Exercise goal:
Find how many lines of the listing include the string "Homepage", and report only that figure.

-- START Raw data --

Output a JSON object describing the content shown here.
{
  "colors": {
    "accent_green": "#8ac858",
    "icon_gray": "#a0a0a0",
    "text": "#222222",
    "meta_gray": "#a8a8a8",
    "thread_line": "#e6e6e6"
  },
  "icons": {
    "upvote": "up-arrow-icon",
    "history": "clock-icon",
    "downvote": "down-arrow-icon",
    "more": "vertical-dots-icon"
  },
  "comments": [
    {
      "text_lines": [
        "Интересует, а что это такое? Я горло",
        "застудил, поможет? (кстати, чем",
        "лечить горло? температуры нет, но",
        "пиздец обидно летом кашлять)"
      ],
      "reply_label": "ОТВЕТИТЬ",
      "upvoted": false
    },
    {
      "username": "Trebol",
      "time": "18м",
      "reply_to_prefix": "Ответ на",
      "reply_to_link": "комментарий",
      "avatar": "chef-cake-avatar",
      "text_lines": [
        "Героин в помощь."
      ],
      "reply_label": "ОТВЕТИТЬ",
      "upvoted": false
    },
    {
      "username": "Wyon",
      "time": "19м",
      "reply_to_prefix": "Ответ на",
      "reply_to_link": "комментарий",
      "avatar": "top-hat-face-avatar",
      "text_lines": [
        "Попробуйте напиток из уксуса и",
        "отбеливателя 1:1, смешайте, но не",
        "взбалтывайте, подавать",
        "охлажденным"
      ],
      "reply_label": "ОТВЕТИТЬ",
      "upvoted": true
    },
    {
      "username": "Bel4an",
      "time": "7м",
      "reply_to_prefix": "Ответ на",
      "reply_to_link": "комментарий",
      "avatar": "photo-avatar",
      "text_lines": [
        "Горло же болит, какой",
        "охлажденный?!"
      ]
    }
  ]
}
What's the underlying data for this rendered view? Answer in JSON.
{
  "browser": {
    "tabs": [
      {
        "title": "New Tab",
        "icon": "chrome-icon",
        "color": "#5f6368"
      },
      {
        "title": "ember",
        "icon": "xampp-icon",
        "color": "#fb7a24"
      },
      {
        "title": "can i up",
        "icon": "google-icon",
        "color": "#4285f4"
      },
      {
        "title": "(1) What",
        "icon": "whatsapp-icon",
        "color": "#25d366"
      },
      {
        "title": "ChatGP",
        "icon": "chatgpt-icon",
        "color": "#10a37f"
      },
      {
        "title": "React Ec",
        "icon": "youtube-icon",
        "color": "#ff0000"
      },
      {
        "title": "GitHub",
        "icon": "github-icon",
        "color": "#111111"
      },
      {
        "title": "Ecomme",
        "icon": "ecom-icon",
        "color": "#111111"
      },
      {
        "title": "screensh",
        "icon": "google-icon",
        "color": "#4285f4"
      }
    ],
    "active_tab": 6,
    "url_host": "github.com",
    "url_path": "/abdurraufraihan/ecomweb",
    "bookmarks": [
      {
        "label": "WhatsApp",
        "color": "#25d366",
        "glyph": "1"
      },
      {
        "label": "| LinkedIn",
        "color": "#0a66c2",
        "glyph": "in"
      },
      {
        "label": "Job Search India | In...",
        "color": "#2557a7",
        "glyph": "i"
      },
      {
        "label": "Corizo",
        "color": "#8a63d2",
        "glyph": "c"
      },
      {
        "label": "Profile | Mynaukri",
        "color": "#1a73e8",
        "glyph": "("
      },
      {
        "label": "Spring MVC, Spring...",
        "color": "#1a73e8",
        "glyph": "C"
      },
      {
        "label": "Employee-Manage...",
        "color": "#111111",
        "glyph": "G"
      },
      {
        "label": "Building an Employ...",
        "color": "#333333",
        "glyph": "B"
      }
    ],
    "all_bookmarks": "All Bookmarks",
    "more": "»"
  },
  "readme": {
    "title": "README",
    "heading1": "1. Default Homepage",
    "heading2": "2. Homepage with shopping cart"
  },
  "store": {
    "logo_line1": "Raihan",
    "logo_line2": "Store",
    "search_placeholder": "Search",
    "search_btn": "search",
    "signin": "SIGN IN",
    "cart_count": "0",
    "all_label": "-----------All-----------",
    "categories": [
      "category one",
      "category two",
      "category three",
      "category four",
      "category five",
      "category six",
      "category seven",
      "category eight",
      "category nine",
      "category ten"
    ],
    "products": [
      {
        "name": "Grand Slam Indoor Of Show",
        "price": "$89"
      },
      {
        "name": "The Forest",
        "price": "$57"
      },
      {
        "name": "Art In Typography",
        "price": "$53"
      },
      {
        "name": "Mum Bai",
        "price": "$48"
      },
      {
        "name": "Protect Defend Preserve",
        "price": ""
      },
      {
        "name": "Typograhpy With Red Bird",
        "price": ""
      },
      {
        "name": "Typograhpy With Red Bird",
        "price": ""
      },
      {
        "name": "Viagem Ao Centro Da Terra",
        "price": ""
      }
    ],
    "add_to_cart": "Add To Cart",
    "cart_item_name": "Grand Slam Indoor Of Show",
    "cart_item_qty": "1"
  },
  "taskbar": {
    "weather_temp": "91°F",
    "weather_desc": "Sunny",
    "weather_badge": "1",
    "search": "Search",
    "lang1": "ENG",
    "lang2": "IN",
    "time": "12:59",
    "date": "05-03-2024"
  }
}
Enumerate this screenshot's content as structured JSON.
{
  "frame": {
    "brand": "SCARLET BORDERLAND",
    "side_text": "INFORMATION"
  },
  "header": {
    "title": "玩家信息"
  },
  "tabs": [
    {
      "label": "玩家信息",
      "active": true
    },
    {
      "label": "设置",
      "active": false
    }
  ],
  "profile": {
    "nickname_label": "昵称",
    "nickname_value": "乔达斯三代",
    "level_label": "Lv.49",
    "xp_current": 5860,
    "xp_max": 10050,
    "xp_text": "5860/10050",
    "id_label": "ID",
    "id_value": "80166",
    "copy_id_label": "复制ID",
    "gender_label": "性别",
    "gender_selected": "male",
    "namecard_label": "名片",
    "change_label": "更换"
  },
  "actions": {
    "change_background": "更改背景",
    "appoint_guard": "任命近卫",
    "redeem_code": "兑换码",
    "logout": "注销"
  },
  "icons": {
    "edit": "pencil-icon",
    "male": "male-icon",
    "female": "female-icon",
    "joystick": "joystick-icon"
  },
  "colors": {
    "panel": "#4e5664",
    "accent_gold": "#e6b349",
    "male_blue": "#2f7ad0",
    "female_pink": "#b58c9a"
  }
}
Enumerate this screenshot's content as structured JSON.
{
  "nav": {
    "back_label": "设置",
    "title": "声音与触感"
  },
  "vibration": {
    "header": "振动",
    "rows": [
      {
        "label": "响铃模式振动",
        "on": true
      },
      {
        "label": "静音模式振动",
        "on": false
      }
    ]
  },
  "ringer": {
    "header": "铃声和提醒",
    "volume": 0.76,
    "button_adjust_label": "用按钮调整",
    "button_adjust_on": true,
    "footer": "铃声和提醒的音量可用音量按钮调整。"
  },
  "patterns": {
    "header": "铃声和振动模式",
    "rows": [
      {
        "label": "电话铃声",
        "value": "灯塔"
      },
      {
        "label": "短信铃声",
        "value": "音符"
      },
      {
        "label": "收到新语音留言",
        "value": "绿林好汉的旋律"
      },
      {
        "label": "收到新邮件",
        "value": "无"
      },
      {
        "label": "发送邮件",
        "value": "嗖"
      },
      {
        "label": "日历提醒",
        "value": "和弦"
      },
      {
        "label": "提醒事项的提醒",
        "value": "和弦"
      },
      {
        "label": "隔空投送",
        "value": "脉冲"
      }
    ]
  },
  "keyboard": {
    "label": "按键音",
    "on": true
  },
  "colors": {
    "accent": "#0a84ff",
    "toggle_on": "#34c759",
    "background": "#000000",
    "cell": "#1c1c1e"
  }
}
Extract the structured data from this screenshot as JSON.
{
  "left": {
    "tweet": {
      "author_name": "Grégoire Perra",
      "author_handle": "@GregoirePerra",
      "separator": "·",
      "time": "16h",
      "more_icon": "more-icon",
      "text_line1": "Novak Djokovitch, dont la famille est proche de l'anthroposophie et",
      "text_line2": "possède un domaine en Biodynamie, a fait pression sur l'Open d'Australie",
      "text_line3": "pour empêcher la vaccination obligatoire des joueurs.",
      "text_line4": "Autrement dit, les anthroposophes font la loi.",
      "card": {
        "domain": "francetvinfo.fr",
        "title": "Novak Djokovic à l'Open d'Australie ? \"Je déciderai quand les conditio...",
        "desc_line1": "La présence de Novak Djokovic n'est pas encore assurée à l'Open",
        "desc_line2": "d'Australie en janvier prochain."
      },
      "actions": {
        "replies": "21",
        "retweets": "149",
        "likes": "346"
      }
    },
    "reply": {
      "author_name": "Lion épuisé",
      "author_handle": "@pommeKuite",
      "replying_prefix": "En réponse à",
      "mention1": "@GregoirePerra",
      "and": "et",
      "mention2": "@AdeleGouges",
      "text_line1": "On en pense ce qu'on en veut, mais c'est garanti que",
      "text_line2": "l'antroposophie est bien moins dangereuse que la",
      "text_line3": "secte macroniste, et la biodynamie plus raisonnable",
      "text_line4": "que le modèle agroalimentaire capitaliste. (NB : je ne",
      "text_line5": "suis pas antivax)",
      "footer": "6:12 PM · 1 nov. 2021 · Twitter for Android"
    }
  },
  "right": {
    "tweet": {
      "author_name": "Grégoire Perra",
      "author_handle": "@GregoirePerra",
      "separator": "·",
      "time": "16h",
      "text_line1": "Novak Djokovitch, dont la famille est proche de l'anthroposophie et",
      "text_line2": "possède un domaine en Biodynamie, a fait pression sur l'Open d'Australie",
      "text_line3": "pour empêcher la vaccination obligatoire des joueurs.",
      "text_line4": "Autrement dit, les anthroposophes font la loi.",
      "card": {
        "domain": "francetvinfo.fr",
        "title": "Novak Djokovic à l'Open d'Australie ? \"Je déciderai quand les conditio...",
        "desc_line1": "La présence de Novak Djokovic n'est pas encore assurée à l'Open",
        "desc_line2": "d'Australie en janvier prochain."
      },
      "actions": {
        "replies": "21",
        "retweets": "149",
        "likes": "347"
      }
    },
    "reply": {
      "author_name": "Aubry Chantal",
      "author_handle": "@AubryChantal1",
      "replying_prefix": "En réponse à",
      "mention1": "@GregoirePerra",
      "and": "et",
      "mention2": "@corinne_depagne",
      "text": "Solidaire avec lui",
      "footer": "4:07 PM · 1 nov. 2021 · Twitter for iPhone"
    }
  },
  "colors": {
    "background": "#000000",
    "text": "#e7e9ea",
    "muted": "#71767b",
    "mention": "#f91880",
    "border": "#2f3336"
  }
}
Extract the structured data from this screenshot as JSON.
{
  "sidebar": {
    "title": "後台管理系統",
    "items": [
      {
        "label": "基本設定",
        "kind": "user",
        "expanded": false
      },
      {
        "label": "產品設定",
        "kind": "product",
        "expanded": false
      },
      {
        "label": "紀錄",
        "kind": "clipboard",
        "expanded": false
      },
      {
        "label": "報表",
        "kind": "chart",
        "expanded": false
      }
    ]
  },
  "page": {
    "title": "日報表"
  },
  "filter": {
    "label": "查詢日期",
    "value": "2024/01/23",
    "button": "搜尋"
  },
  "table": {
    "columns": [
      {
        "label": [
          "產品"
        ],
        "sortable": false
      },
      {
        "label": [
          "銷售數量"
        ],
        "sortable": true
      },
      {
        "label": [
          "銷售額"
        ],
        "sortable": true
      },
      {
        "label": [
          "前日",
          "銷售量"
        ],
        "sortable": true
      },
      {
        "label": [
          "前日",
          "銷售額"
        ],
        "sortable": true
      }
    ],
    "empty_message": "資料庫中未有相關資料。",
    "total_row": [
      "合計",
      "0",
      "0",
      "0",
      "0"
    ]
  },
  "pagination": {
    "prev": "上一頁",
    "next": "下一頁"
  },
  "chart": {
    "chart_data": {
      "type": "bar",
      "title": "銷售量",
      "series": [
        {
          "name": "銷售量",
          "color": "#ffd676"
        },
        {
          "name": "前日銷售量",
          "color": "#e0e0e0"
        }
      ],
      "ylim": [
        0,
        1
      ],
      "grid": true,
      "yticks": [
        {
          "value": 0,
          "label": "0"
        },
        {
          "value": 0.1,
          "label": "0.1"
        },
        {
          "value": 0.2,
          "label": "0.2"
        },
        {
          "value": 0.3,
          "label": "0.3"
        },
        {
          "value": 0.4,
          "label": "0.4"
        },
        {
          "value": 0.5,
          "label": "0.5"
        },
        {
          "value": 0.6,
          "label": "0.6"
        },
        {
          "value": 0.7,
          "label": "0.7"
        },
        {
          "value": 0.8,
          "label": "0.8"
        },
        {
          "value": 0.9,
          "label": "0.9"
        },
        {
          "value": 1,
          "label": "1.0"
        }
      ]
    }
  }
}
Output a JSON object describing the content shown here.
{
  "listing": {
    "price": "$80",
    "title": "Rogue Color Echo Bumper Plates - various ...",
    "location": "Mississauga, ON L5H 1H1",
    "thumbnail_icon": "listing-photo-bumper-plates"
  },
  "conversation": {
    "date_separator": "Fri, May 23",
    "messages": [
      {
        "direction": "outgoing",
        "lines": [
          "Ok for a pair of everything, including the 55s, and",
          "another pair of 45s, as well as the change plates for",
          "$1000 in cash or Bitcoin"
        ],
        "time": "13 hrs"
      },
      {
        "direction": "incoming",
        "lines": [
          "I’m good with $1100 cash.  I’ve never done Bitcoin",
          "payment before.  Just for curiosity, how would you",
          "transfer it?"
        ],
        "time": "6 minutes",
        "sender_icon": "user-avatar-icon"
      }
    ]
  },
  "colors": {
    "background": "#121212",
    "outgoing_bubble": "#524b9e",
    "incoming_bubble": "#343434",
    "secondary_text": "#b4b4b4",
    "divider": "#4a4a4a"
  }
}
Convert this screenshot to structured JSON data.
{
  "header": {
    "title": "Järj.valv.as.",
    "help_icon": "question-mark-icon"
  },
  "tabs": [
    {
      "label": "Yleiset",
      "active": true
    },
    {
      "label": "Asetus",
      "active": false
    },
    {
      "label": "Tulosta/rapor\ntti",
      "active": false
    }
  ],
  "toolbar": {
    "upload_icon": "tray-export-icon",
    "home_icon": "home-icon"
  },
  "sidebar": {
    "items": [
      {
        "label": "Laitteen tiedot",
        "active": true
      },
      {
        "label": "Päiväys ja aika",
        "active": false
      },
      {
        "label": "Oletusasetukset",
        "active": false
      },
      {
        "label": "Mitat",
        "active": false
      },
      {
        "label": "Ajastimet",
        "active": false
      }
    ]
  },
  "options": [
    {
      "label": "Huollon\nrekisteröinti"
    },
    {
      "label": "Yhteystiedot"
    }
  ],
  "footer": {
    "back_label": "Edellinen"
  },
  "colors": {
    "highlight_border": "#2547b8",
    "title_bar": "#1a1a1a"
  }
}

-- END Raw data --

In response:
2